## Set exercise
Count how many lines include "Mandatory" and answer with that number only.

Excerpt from a dataset
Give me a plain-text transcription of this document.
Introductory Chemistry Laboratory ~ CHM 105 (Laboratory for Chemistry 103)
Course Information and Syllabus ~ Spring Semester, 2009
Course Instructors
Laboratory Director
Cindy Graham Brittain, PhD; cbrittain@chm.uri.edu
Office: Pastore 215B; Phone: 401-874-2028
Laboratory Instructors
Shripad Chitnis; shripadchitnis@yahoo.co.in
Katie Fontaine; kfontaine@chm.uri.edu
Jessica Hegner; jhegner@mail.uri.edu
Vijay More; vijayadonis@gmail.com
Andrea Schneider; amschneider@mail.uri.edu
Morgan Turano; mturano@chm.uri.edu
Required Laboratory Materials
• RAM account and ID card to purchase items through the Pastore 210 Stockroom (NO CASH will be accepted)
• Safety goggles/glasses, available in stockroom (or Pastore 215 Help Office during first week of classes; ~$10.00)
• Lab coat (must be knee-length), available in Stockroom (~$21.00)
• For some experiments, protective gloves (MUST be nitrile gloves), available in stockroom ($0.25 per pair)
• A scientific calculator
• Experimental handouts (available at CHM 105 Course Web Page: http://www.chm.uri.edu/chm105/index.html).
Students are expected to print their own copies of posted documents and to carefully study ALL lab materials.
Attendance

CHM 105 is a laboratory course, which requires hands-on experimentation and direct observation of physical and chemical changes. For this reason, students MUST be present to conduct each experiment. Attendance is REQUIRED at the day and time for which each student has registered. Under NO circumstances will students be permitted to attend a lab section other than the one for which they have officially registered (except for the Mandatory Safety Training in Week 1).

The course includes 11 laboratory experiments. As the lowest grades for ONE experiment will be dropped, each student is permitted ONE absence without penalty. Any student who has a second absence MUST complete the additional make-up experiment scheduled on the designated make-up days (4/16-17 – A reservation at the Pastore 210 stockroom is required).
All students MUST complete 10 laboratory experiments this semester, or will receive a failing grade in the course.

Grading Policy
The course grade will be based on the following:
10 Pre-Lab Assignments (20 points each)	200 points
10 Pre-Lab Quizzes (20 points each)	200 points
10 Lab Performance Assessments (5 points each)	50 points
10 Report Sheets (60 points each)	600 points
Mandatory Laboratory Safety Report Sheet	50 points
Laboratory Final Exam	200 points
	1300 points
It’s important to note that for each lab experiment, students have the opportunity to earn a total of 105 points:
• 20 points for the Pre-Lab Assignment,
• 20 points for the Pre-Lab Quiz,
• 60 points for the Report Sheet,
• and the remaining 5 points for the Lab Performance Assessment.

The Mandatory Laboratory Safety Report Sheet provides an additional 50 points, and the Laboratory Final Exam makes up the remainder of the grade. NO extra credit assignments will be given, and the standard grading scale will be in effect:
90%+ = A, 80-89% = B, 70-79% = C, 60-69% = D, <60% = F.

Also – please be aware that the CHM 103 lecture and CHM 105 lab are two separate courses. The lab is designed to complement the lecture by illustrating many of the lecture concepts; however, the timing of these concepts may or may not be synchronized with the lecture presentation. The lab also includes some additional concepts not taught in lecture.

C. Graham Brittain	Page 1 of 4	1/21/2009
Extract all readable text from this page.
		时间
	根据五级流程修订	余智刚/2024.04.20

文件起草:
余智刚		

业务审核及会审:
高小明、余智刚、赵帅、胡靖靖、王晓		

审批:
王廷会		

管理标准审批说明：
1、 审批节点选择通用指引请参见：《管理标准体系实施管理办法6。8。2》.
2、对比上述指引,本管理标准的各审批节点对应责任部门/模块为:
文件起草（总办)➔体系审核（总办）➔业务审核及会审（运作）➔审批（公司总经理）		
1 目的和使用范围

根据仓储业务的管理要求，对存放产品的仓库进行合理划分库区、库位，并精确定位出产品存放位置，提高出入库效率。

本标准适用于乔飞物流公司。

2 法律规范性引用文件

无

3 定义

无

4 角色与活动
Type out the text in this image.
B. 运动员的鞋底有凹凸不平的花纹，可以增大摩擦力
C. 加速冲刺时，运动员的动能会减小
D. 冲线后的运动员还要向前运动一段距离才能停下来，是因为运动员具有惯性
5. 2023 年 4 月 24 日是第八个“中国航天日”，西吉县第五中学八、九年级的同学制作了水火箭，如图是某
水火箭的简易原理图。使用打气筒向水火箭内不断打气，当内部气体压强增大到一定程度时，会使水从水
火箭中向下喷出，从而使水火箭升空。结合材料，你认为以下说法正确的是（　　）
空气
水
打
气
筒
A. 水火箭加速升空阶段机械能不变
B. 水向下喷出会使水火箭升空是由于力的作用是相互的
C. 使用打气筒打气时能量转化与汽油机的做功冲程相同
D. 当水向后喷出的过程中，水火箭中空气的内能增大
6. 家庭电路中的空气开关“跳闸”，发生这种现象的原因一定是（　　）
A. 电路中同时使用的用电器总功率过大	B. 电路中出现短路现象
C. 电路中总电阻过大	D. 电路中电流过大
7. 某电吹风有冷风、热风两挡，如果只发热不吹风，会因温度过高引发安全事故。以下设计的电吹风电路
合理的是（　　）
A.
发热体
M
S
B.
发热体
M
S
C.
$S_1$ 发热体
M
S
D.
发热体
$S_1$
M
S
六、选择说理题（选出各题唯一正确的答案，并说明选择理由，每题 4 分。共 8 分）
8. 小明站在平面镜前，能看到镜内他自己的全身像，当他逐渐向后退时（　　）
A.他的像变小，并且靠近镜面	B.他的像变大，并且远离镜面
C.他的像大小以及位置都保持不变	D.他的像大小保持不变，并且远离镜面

## Exercise result
3